- BRIEF -
Write down every entry below once more, exactly.

⟨

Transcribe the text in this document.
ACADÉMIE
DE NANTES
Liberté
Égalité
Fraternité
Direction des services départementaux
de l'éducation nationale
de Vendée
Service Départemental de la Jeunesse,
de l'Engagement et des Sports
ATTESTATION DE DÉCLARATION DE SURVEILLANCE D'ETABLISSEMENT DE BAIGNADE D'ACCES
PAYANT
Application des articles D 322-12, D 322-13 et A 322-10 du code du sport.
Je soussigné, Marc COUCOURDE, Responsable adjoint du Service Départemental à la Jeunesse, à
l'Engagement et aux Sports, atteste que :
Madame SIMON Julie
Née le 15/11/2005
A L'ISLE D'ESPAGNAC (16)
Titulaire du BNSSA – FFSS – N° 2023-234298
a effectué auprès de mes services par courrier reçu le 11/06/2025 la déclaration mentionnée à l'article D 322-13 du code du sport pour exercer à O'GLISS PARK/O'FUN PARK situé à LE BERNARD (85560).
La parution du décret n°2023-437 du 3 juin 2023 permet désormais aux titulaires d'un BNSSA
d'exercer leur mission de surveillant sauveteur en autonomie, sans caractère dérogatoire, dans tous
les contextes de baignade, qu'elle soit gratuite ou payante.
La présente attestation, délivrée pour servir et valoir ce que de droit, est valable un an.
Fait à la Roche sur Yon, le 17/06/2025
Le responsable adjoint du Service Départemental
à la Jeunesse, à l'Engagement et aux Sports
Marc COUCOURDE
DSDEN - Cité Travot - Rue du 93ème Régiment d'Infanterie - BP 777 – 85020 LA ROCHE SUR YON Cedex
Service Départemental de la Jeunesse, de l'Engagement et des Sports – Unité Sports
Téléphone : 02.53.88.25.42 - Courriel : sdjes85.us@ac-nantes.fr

⟩

- EXERCISE RESPONSE -
Transcribe the text in this document.
ACADÉMIE
DE NANTES
Liberté
Égalité
Fraternité
Direction des services départementaux
de l'éducation nationale
de Vendée
Service Départemental de la Jeunesse,
de l'Engagement et des Sports
ATTESTATION DE DÉCLARATION DE SURVEILLANCE D'ETABLISSEMENT DE BAIGNADE D'ACCES
PAYANT
Application des articles D 322-12, D 322-13 et A 322-10 du code du sport.
Je soussigné, Marc COUCOURDE, Responsable adjoint du Service Départemental à la Jeunesse, à
l'Engagement et aux Sports, atteste que :
Madame SIMON Julie
Née le 15/11/2005
A L'ISLE D'ESPAGNAC (16)
Titulaire du BNSSA – FFSS – N° 2023-234298
a effectué auprès de mes services par courrier reçu le 11/06/2025 la déclaration mentionnée à l'article D 322-13 du code du sport pour exercer à O'GLISS PARK/O'FUN PARK situé à LE BERNARD (85560).
La parution du décret n°2023-437 du 3 juin 2023 permet désormais aux titulaires d'un BNSSA
d'exercer leur mission de surveillant sauveteur en autonomie, sans caractère dérogatoire, dans tous
les contextes de baignade, qu'elle soit gratuite ou payante.
La présente attestation, délivrée pour servir et valoir ce que de droit, est valable un an.
Fait à la Roche sur Yon, le 17/06/2025
Le responsable adjoint du Service Départemental
à la Jeunesse, à l'Engagement et aux Sports
Marc COUCOURDE
DSDEN - Cité Travot - Rue du 93ème Régiment d'Infanterie - BP 777 – 85020 LA ROCHE SUR YON Cedex
Service Départemental de la Jeunesse, de l'Engagement et des Sports – Unité Sports
Téléphone : 02.53.88.25.42 - Courriel : sdjes85.us@ac-nantes.fr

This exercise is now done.